*** Supplied text ***
Chair of the Northern Mariana Islands Democratic Party
- In office April 6, 2012 – January 1, 2014
- Preceded by: Jesus Borja (acting)
- Succeeded by: Jesus Borja (acting)

Personal details
- Born: Edward Eladio Manibusan 1952 or 1953 (age 72–73)
- Party: Democratic
- Spouse: Delfina
- Children: 3
- Education: University of Guam (attended) California State University, Fullerton (BA) Gonzaga University (JD)

= Edward Manibusan =

American lawyer (born 1952/53)

Edward Eladio Manibusan (born 1952/1953) is a Northern Mariana Islander attorney and politician serving as the first elected Attorney General of the Northern Mariana Islands. He took office on January 12, 2015. He previously served in the position from July 1, 1989 to January 8, 1990 when it was a gubernatorial appointment.

==Early life and education==
He graduated from Marianas High School in 1972. He attended the University of Guam from 1972 to 1975 where he earned an associate's degree in political science. Manibusan graduated from California State University at Fullerton with a Bachelor of Arts degree in Criminal Law in 1977. He then attended Gonzaga University School of Law and graduated in 1982.

==Legal career==
After graduating law school, Manibusan became a public defender. One year later, he was made an assistant attorney general assigned to the criminal division. In 1986, Governor Pedro Pangelinan Tenorio appointed Manibusan, the Director of the Department of Public Safety. Manibusan was sworn in as DPS director on November 14, 1986.

He was the appointed Attorney General from 1989 to 1990. He was an Associate Judge of the Superior Court of the Commonwealth of the Northern Mariana Islands from February 1993 to July 1998, the Presiding Judge of the NMI Superior Court from July 1998 to March 2003, and an attorney in solo private practice. Prior to the election he also held an honorary appointment as the Civilian Aide to the United States Secretary of the Army for the CNMI.

In 1998, Judge Procter Ralph Hug Jr. of the U.S. Court of Appeals for the Ninth Circuit appointed Manibusan as a special judge at the District Court for the Northern Mariana Islands from January 26, 1998 to December 31, 1998.

==Interim==
Manibusan retired from active government service on March 14, 2003. On April 6, 2012, he became the chairman of the reorganized Democratic Party of the Northern Mariana Islands, succeeding acting chair Jesus Borja. In that capacity he worked to rebuild ties with the Democratic National Committee, achieving such recognition at the 2012 Democratic National Convention. He also sought to ensure the party ran a gubernatorial candidate in the 2014 election, after it failed to do so in 2009. He resigned on January 1, 2014, and was succeeded in the interim by Jesus Borja (who had been acting chair before Manibusan's election) and permanently by Benjamin M. Cepeda in February 2014. Cepeda then resigned on May 19, 2014 to join Juan Babauta's 2014 election independent campaign slate, with Rosiky Camacho initially becoming acting chair until he permanently held the post.
*** End of Supplied text ***
*** Data listing ***
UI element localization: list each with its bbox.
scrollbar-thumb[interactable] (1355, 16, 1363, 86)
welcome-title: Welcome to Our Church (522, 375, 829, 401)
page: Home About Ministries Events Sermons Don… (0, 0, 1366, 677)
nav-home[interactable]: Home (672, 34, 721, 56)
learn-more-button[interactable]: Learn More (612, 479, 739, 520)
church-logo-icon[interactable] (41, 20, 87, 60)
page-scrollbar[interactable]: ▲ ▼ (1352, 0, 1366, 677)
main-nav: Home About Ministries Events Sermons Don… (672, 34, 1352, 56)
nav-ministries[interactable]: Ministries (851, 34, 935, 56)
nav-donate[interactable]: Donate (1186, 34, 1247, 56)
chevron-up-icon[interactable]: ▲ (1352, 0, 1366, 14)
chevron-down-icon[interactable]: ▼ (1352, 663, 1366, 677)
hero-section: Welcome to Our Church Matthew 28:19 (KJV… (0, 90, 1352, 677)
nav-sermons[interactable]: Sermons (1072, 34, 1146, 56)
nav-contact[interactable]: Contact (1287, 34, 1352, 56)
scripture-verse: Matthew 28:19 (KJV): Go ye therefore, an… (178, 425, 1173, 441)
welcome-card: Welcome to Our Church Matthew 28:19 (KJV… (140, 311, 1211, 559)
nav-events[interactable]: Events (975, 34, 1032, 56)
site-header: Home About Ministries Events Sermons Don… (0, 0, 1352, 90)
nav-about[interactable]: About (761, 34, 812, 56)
*** End of Data listing ***
# Tasks and exercises:
(1) Answer these questions from the text on Edward Manibusan:
(a) In what year did Manibusan graduate from Marianas High School?
(b) On what date was Manibusan sworn in as director of the Department of Public Safety?
(c) Who permanently succeeded Manibusan as chair of the Democratic Party of the Northern Mariana Islands, and in what month and year?
(2) Return a passage copied verbatim from the text on Edward Manibusan. Begin at the words "American lawyer (born" and stop after "graduated in 1982.".

# Answers to the problems:
(1)
(a) 1972
(b) November 14, 1986
(c) Benjamin M. Cepeda, in February 2014

(2)
American lawyer (born 1952/53)

Edward Eladio Manibusan (born 1952/1953) is a Northern Mariana Islander attorney and politician serving as the first elected Attorney General of the Northern Mariana Islands. He took office on January 12, 2015. He previously served in the position from July 1, 1989 to January 8, 1990 when it was a gubernatorial appointment.

==Early life and education==
He graduated from Marianas High School in 1972. He attended the University of Guam from 1972 to 1975 where he earned an associate's degree in political science. Manibusan graduated from California State University at Fullerton with a Bachelor of Arts degree in Criminal Law in 1977. He then attended Gonzaga University School of Law and graduated in 1982.